= MATERIAL =
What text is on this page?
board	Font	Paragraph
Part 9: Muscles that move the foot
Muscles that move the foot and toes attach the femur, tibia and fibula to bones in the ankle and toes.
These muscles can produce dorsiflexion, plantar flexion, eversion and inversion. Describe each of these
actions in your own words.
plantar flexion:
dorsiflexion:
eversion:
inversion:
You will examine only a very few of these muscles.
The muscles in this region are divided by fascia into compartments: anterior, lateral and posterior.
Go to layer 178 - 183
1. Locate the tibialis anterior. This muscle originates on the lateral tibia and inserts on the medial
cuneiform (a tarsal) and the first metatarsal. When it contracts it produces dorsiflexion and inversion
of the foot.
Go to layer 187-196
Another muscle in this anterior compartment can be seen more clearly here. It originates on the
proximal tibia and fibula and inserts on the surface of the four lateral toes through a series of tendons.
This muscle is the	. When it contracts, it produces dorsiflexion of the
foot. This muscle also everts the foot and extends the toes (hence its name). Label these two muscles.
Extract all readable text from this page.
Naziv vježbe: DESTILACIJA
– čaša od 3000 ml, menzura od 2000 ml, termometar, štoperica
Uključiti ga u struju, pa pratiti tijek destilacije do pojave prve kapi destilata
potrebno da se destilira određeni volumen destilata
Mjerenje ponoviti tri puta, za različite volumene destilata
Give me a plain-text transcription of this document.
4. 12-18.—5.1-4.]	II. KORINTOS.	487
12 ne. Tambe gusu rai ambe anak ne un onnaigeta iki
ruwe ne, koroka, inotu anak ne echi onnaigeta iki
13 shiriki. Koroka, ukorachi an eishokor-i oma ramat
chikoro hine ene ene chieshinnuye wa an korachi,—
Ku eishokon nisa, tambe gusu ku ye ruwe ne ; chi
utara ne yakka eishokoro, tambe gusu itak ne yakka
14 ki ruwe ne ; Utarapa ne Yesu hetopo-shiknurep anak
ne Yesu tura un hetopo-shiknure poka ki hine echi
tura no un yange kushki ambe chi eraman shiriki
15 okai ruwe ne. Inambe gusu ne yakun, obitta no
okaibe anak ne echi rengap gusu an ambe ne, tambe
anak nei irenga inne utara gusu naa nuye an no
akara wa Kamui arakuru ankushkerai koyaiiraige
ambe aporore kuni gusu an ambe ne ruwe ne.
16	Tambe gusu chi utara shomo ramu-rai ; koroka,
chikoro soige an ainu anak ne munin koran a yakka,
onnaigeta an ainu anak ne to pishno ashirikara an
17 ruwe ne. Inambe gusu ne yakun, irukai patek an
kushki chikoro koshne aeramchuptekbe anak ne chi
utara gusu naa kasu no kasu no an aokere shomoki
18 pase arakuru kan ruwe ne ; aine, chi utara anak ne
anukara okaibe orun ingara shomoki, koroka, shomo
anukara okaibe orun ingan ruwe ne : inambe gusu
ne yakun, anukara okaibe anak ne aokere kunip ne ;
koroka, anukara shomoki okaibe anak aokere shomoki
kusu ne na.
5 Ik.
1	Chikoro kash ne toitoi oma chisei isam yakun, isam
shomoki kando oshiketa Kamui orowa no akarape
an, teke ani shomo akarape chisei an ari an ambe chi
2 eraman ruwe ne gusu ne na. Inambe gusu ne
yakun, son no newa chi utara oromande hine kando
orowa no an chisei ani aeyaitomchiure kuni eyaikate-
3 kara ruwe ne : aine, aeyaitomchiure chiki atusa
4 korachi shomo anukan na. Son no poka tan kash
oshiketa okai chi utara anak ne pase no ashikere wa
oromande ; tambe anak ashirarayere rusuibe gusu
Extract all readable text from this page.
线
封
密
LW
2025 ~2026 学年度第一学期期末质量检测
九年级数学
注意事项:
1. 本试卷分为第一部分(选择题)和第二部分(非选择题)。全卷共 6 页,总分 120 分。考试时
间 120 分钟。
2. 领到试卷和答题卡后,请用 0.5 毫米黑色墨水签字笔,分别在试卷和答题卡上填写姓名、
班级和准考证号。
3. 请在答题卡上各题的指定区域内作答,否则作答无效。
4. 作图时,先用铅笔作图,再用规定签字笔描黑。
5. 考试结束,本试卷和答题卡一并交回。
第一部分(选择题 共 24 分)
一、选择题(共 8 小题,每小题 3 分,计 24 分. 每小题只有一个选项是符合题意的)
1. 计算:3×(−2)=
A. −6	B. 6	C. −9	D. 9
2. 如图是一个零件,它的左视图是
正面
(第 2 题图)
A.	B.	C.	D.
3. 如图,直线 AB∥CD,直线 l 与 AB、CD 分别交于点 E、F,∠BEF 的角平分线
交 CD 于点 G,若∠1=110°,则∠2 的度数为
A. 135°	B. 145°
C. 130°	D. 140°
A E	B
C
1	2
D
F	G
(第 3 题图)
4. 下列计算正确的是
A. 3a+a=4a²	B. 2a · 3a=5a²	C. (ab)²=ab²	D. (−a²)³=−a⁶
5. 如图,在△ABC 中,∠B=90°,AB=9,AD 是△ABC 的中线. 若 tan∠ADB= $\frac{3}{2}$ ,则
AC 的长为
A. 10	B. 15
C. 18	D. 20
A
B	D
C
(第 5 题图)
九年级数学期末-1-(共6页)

= SET TASK =
Count the lines above that contain the word "kushki". Give only the number.

= TASK RESULT =
2